THE PROBLEM — Where a line contains the word "pair", copy that line in full.

(Structured figure records)
=-=-=
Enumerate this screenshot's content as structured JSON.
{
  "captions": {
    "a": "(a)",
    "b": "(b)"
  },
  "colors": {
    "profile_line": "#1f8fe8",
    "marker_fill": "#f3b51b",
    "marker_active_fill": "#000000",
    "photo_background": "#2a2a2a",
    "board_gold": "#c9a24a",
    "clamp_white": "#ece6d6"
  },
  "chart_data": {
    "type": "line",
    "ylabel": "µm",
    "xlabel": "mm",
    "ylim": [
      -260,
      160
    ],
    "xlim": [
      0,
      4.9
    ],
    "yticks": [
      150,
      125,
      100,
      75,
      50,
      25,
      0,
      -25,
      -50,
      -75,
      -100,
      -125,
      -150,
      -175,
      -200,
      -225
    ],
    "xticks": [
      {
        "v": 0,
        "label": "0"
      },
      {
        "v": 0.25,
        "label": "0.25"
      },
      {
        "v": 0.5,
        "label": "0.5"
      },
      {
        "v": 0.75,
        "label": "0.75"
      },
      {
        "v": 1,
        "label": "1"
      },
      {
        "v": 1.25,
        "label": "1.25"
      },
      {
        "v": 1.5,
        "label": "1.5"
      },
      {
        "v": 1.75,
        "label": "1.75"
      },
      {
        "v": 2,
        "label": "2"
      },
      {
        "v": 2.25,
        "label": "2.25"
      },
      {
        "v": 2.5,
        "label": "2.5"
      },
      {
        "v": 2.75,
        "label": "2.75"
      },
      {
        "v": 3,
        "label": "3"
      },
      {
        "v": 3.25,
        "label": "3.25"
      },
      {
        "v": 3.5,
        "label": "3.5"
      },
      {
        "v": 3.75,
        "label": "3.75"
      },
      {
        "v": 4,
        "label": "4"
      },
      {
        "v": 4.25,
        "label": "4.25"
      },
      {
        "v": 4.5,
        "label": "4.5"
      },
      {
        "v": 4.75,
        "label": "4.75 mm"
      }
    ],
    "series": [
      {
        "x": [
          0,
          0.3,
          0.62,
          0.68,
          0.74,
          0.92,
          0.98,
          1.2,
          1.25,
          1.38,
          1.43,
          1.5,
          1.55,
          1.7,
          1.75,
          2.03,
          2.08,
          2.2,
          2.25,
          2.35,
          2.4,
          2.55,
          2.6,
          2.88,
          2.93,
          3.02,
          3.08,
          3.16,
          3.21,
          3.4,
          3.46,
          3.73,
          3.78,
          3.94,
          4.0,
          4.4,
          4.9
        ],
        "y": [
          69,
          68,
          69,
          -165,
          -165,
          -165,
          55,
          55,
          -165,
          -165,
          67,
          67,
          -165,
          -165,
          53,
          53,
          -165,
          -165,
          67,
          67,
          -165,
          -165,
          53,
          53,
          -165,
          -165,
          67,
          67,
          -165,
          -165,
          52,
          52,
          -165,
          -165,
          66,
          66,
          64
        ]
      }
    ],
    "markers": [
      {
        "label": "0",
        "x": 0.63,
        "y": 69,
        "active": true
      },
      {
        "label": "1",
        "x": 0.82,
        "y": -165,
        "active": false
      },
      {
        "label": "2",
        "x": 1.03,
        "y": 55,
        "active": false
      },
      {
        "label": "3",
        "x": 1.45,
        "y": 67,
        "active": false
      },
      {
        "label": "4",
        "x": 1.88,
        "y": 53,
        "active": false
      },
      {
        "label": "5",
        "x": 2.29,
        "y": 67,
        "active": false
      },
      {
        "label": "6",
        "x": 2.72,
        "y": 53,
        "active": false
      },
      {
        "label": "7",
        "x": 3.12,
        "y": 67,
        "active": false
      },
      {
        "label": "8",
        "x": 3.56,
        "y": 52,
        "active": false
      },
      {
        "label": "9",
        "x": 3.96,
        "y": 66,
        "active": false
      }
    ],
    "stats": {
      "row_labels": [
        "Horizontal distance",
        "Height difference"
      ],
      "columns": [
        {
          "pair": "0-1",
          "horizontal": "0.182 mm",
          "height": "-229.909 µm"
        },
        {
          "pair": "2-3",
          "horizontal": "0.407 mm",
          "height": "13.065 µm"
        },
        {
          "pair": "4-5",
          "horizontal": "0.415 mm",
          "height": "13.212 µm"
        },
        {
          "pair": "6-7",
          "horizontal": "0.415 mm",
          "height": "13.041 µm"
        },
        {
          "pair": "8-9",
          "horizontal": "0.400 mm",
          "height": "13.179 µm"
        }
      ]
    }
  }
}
=-=-=
WRITTEN REPLY —
          "pair": "0-1",
          "pair": "2-3",
          "pair": "4-5",
          "pair": "6-7",
          "pair": "8-9",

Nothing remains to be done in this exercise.